> _EXERCISE TASK_:
Please report every line from the material that contains the word "preview".

============

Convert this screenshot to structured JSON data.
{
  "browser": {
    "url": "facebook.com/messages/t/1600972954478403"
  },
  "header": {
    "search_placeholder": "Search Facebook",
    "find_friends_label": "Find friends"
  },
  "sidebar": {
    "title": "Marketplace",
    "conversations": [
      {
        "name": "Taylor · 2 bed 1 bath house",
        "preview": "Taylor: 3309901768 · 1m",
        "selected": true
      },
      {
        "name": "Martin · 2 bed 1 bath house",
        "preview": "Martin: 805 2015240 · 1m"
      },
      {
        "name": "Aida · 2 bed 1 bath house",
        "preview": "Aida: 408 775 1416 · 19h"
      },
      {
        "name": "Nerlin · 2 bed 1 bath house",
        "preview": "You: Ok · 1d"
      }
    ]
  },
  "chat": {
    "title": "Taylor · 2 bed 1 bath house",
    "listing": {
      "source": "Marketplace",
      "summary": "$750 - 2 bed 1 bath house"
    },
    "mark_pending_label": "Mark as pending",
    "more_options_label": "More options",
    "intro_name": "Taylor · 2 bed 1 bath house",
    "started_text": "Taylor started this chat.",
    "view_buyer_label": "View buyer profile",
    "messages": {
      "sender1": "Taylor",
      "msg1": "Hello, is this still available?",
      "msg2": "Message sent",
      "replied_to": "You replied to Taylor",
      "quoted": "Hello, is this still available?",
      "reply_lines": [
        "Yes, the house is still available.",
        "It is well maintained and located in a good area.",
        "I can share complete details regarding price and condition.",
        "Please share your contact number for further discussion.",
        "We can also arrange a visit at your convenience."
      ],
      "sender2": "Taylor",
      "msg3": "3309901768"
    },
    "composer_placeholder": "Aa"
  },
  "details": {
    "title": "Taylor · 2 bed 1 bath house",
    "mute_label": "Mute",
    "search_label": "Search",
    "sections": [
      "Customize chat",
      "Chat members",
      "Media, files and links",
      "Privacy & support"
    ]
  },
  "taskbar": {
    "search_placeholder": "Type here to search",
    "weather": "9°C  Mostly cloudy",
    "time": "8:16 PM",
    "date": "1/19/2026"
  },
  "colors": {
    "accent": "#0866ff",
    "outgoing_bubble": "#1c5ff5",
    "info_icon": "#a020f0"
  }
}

============

> _PROBLEM SOLUTION_:
        "preview": "Taylor: 3309901768 · 1m",
        "preview": "Martin: 805 2015240 · 1m"
        "preview": "Aida: 408 775 1416 · 19h"
        "preview": "You: Ok · 1d"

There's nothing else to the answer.